Collected data:
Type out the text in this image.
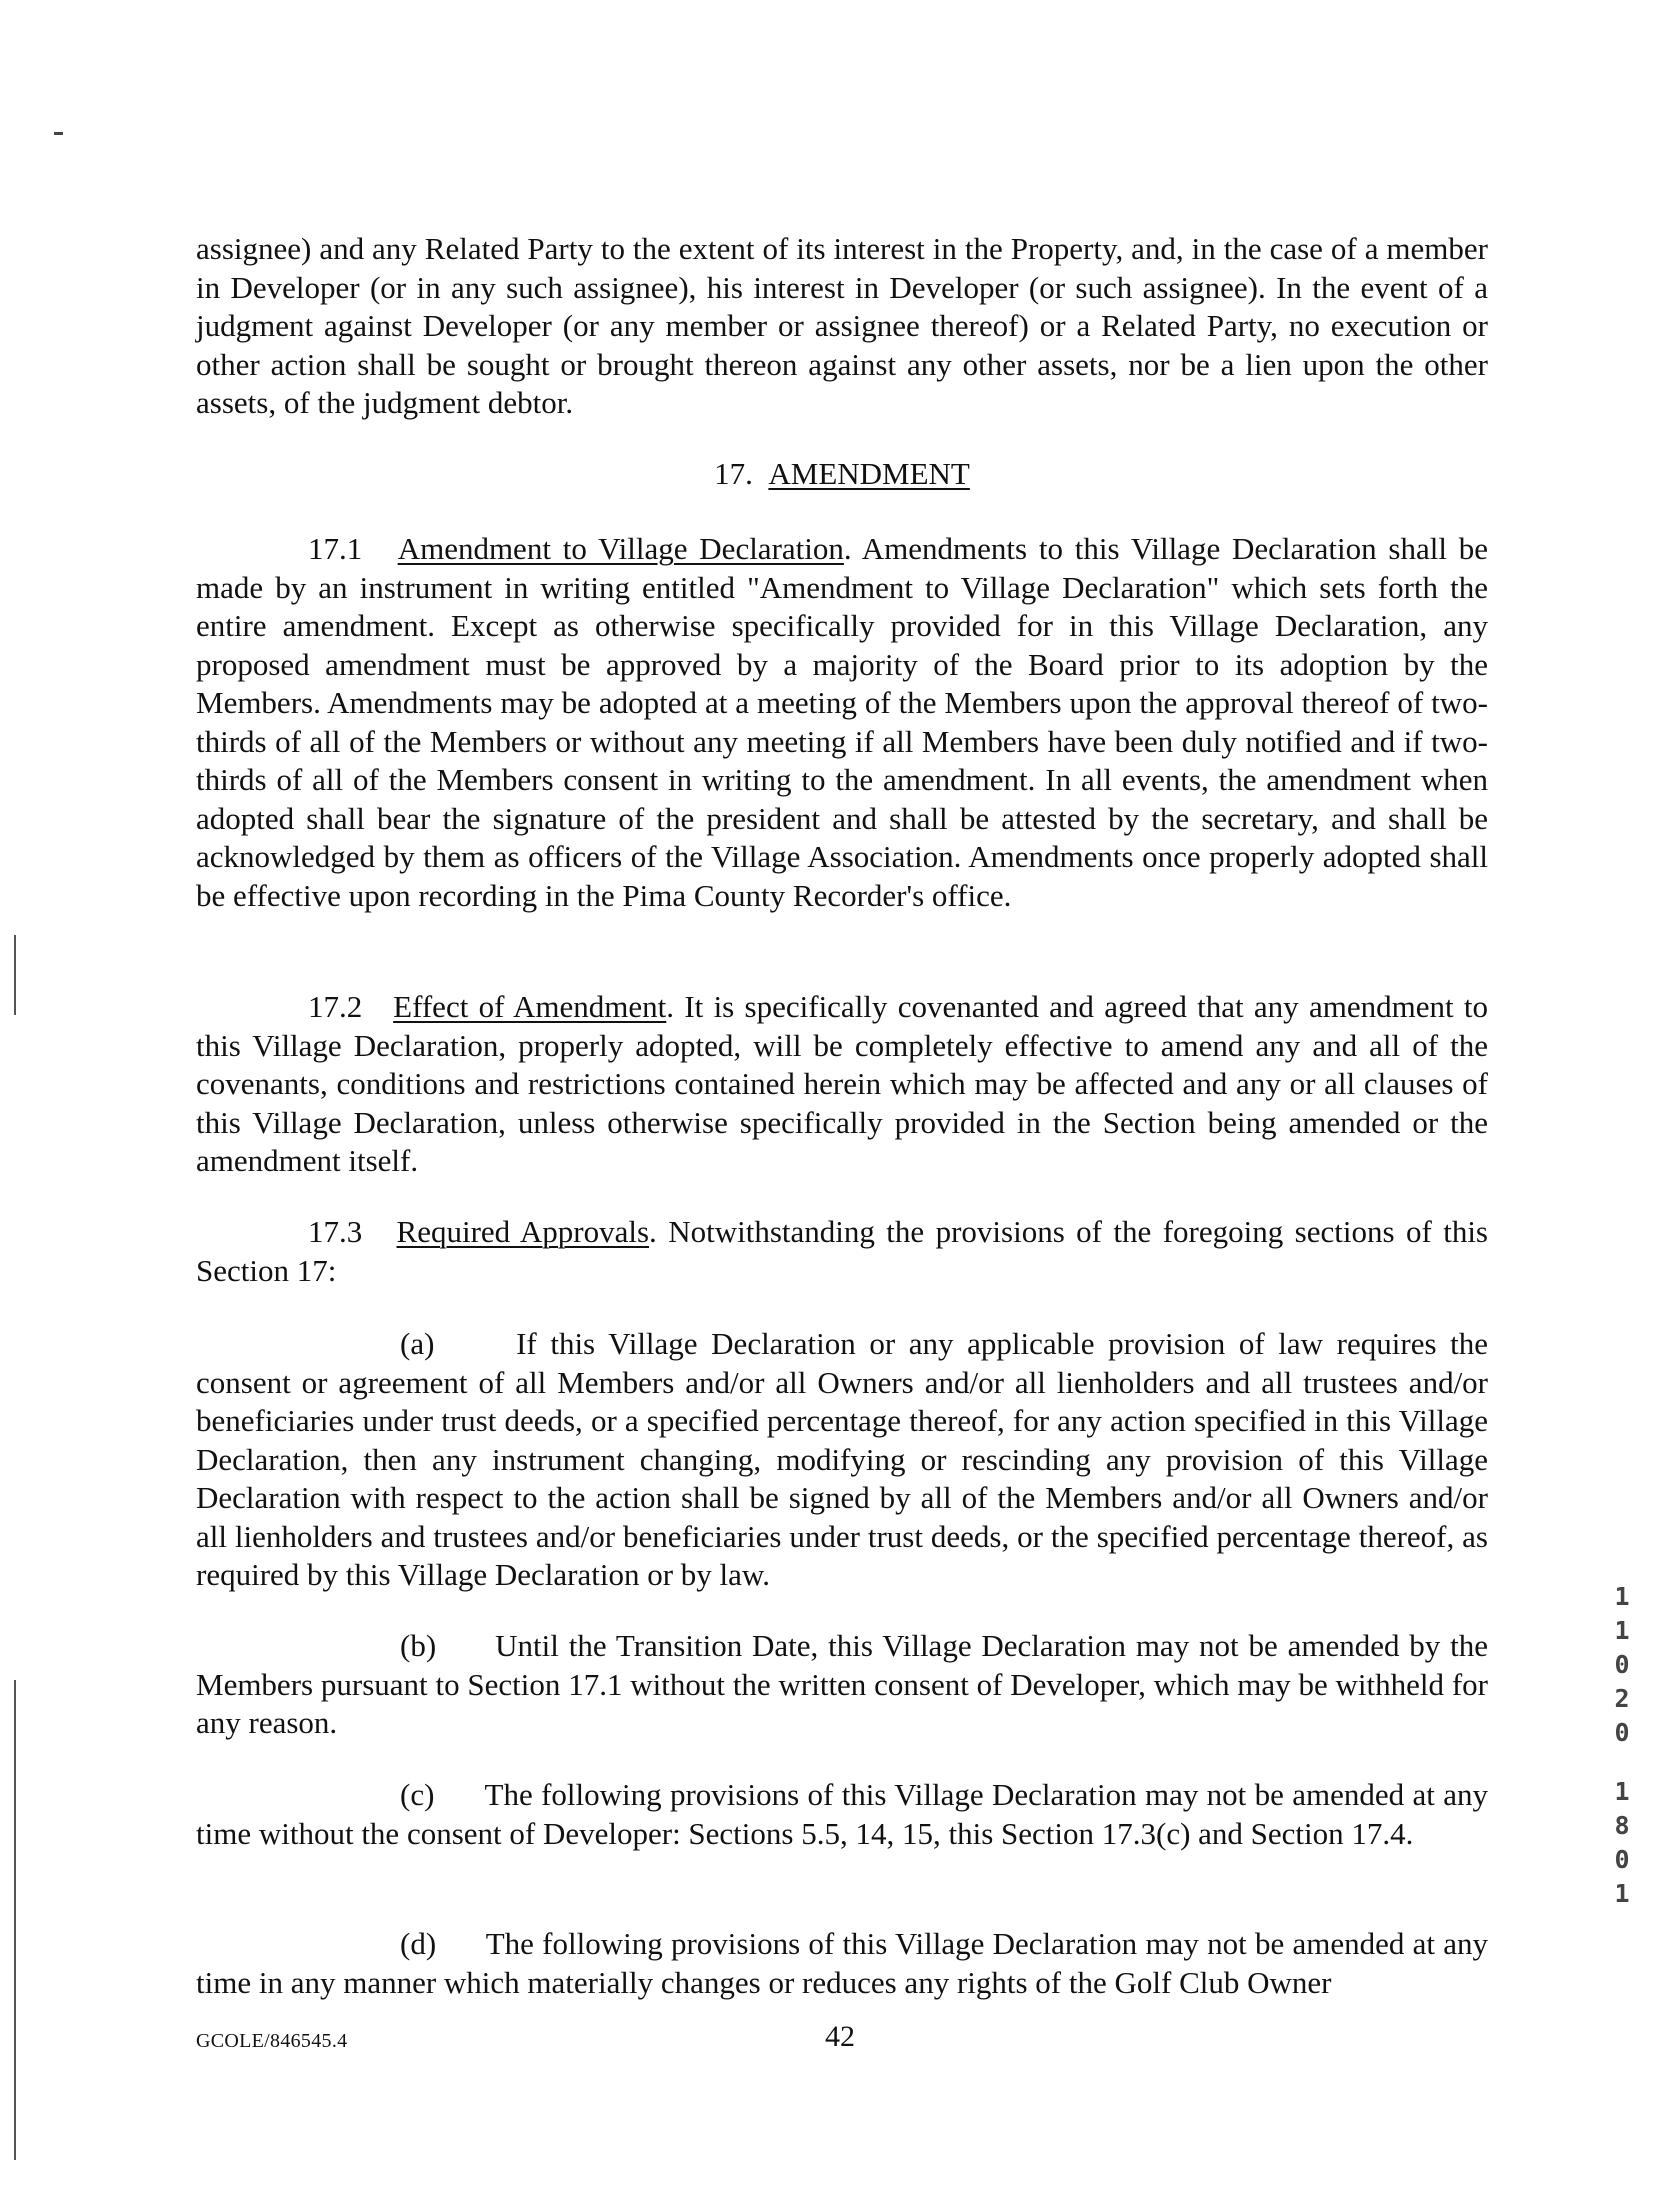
assignee) and any Related Party to the extent of its interest in the Property, and, in the case of a member in Developer (or in any such assignee), his interest in Developer (or such assignee). In the event of a judgment against Developer (or any member or assignee thereof) or a Related Party, no execution or other action shall be sought or brought thereon against any other assets, nor be a lien upon the other assets, of the judgment debtor.

17. AMENDMENT

17.1 Amendment to Village Declaration. Amendments to this Village Declaration shall be made by an instrument in writing entitled "Amendment to Village Declaration" which sets forth the entire amendment. Except as otherwise specifically provided for in this Village Declaration, any proposed amendment must be approved by a majority of the Board prior to its adoption by the Members. Amendments may be adopted at a meeting of the Members upon the approval thereof of two-thirds of all of the Members or without any meeting if all Members have been duly notified and if two-thirds of all of the Members consent in writing to the amendment. In all events, the amendment when adopted shall bear the signature of the president and shall be attested by the secretary, and shall be acknowledged by them as officers of the Village Association. Amendments once properly adopted shall be effective upon recording in the Pima County Recorder's office.

17.2 Effect of Amendment. It is specifically covenanted and agreed that any amendment to this Village Declaration, properly adopted, will be completely effective to amend any and all of the covenants, conditions and restrictions contained herein which may be affected and any or all clauses of this Village Declaration, unless otherwise specifically provided in the Section being amended or the amendment itself.

17.3 Required Approvals. Notwithstanding the provisions of the foregoing sections of this Section 17:

(a)	If this Village Declaration or any applicable provision of law requires the consent or agreement of all Members and/or all Owners and/or all lienholders and all trustees and/or beneficiaries under trust deeds, or a specified percentage thereof, for any action specified in this Village Declaration, then any instrument changing, modifying or rescinding any provision of this Village Declaration with respect to the action shall be signed by all of the Members and/or all Owners and/or all lienholders and trustees and/or beneficiaries under trust deeds, or the specified percentage thereof, as required by this Village Declaration or by law.

(b) Until the Transition Date, this Village Declaration may not be amended by the Members pursuant to Section 17.1 without the written consent of Developer, which may be withheld for any reason.

(c) The following provisions of this Village Declaration may not be amended at any time without the consent of Developer: Sections 5.5, 14, 15, this Section 17.3(c) and Section 17.4.

(d) The following provisions of this Village Declaration may not be amended at any time in any manner which materially changes or reduces any rights of the Golf Club Owner

GCOLE/846545.4	42
1
1
0
2
0
1
8
0
1
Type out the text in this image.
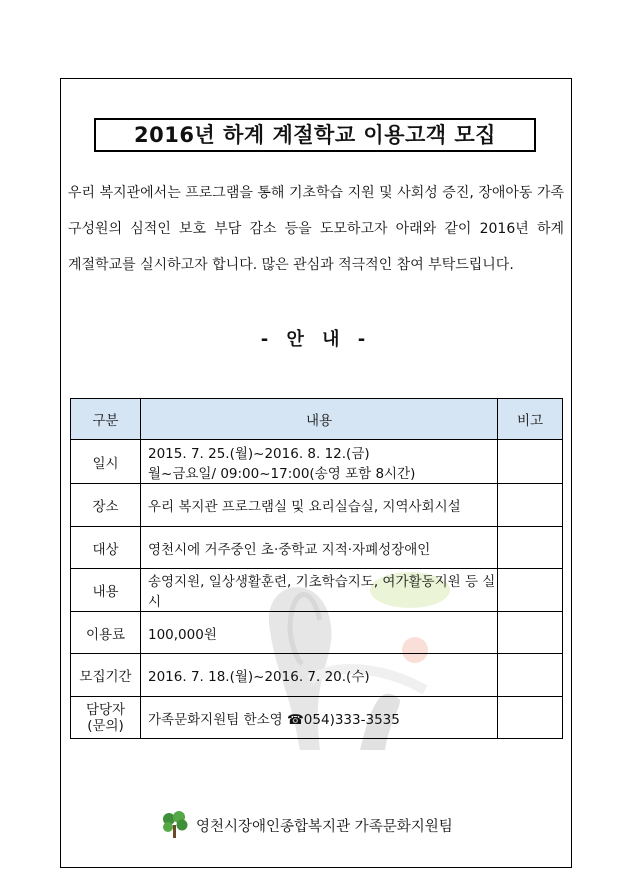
2016년 하계 계절학교 이용고객 모집
우리 복지관에서는 프로그램을 통해 기초학습 지원 및 사회성 증진, 장애아동 가족 구성원의 심적인 보호 부담 감소 등을 도모하고자 아래와 같이 2016년 하계 계절학교를 실시하고자 합니다. 많은 관심과 적극적인 참여 부탁드립니다.
- 안 내 -
구분	내용	비고
일시	2015. 7. 25.(월)~2016. 8. 12.(금)
월~금요일/ 09:00~17:00(송영 포함 8시간)	

장소	우리 복지관 프로그램실 및 요리실습실, 지역사회시설	
대상	영천시에 거주중인 초·중학교 지적·자폐성장애인	
내용	송영지원, 일상생활훈련, 기초학습지도, 여가활동지원 등 실시	
이용료	100,000원	
모집기간	2016. 7. 18.(월)~2016. 7. 20.(수)	
담당자
(문의)	가족문화지원팀 한소영 ☎054)333-3535	
영천시장애인종합복지관 가족문화지원팀
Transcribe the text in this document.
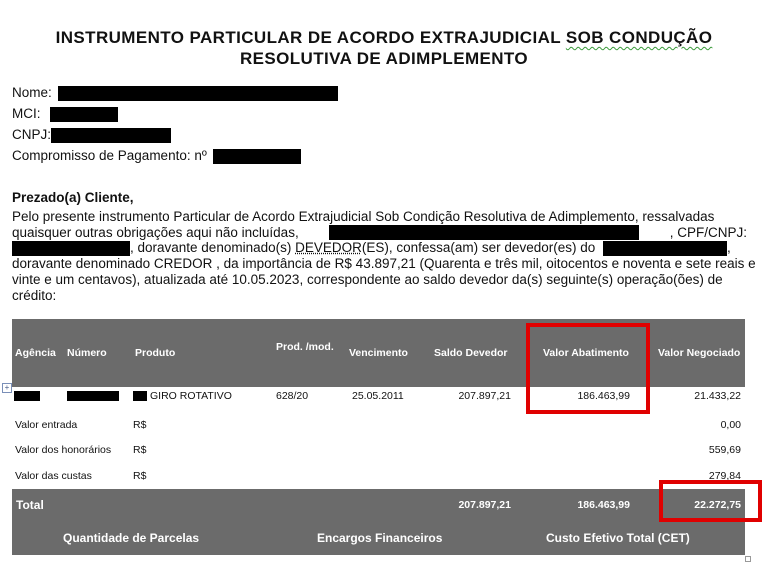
INSTRUMENTO PARTICULAR DE ACORDO EXTRAJUDICIAL SOB CONDUÇÃO
RESOLUTIVA DE ADIMPLEMENTO
Nome:
MCI:
CNPJ:
Compromisso de Pagamento: nº
Prezado(a) Cliente,
Pelo presente instrumento Particular de Acordo Extrajudicial Sob Condição Resolutiva de Adimplemento, ressalvadas
quaisquer outras obrigações aqui não incluídas,	, CPF/CNPJ:
, doravante denominado(s) DEVEDOR(ES), confessa(am) ser devedor(es) do	,
doravante denominado CREDOR , da importância de R$ 43.897,21 (Quarenta e três mil, oitocentos e noventa e sete reais e
vinte e um centavos), atualizada até 10.05.2023, correspondente ao saldo devedor da(s) seguinte(s) operação(ões) de
crédito:
+
Agência Número	Produto	Prod. /mod. Vencimento Saldo Devedor	Valor Abatimento	Valor Negociado
GIRO ROTATIVO	628/20	25.05.2011	207.897,21	186.463,99	21.433,22
Valor entrada	R$	0,00
Valor dos honorários R$	559,69
Valor das custas	R$	279,84
Total	207.897,21	186.463,99	22.272,75
Quantidade de Parcelas	Encargos Financeiros	Custo Efetivo Total (CET)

Short problem >> Please retype the entries above word for word, but only from the line containing "Transcribe the text in this document." through the last line, and without the pictures.

Result of the task >>
Transcribe the text in this document.
INSTRUMENTO PARTICULAR DE ACORDO EXTRAJUDICIAL SOB CONDUÇÃO
RESOLUTIVA DE ADIMPLEMENTO
Nome:
MCI:
CNPJ:
Compromisso de Pagamento: nº
Prezado(a) Cliente,
Pelo presente instrumento Particular de Acordo Extrajudicial Sob Condição Resolutiva de Adimplemento, ressalvadas
quaisquer outras obrigações aqui não incluídas,	, CPF/CNPJ:
, doravante denominado(s) DEVEDOR(ES), confessa(am) ser devedor(es) do	,
doravante denominado CREDOR , da importância de R$ 43.897,21 (Quarenta e três mil, oitocentos e noventa e sete reais e
vinte e um centavos), atualizada até 10.05.2023, correspondente ao saldo devedor da(s) seguinte(s) operação(ões) de
crédito:
+
Agência Número	Produto	Prod. /mod. Vencimento Saldo Devedor	Valor Abatimento	Valor Negociado
GIRO ROTATIVO	628/20	25.05.2011	207.897,21	186.463,99	21.433,22
Valor entrada	R$	0,00
Valor dos honorários R$	559,69
Valor das custas	R$	279,84
Total	207.897,21	186.463,99	22.272,75
Quantidade de Parcelas	Encargos Financeiros	Custo Efetivo Total (CET)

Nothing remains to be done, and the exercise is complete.